_GIVEN REQUEST_
"data" appears in how many lines of the entries? State only the number.

_PROVIDED INFORMATION_
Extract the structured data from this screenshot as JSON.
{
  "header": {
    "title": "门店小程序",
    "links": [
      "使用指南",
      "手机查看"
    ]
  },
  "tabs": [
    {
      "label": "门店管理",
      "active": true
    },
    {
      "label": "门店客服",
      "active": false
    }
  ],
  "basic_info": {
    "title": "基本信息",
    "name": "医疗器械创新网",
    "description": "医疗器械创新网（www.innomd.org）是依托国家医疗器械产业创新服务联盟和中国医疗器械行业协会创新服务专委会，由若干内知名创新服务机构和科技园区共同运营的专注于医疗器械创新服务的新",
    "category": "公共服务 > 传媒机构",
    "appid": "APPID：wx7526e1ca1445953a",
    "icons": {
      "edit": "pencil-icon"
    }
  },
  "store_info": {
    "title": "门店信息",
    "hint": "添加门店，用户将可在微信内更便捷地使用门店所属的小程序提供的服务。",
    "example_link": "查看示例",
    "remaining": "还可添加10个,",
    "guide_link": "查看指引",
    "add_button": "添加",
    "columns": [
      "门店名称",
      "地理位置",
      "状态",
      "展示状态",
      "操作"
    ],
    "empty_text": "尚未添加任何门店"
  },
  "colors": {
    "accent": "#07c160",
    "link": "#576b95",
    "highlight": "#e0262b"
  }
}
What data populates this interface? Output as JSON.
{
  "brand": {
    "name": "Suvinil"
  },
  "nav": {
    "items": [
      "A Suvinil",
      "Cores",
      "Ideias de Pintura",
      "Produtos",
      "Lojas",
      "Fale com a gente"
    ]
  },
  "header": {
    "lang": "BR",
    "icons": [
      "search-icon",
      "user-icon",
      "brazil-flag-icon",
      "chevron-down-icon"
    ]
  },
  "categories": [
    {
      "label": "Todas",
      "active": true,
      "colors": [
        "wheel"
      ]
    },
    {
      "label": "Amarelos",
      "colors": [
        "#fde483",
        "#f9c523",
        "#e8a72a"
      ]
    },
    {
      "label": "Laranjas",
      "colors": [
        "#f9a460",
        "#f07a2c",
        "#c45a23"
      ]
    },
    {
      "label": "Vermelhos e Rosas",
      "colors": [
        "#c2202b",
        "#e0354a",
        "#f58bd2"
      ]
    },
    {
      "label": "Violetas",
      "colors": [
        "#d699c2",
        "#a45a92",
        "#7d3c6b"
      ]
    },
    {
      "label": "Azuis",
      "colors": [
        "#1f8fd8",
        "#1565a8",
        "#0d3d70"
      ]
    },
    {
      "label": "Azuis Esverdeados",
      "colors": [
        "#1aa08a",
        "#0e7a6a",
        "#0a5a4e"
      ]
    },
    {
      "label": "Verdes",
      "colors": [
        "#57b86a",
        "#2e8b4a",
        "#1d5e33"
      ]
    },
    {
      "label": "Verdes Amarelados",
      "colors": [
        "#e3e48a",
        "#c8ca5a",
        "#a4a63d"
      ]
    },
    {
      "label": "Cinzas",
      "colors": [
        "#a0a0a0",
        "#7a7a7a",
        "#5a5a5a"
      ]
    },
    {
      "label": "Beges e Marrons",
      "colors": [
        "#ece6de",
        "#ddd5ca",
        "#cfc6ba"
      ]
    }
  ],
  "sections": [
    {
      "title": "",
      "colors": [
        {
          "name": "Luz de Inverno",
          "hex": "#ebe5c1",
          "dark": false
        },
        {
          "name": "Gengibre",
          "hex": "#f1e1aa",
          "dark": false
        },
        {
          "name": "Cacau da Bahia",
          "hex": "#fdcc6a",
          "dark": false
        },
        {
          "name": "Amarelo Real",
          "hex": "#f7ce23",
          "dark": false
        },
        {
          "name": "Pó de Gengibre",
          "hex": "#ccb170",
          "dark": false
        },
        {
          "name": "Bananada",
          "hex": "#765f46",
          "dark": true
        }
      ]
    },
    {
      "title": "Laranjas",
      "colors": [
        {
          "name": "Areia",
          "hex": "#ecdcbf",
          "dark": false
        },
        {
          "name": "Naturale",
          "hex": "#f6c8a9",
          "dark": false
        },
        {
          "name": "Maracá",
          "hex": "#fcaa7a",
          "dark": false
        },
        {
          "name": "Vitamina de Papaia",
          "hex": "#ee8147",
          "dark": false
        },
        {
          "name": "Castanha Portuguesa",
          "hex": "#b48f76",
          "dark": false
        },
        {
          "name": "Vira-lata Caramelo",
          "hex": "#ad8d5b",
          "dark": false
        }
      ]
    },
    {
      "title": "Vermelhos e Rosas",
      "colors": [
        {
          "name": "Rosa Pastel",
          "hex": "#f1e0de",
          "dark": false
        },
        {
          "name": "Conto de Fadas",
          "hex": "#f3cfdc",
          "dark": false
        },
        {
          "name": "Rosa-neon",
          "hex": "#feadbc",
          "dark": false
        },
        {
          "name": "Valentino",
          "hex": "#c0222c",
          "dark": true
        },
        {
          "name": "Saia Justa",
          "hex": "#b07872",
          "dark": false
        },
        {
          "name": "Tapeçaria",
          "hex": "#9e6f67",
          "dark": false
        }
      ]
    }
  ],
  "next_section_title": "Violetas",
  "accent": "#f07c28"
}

_THE OUTPUT_
2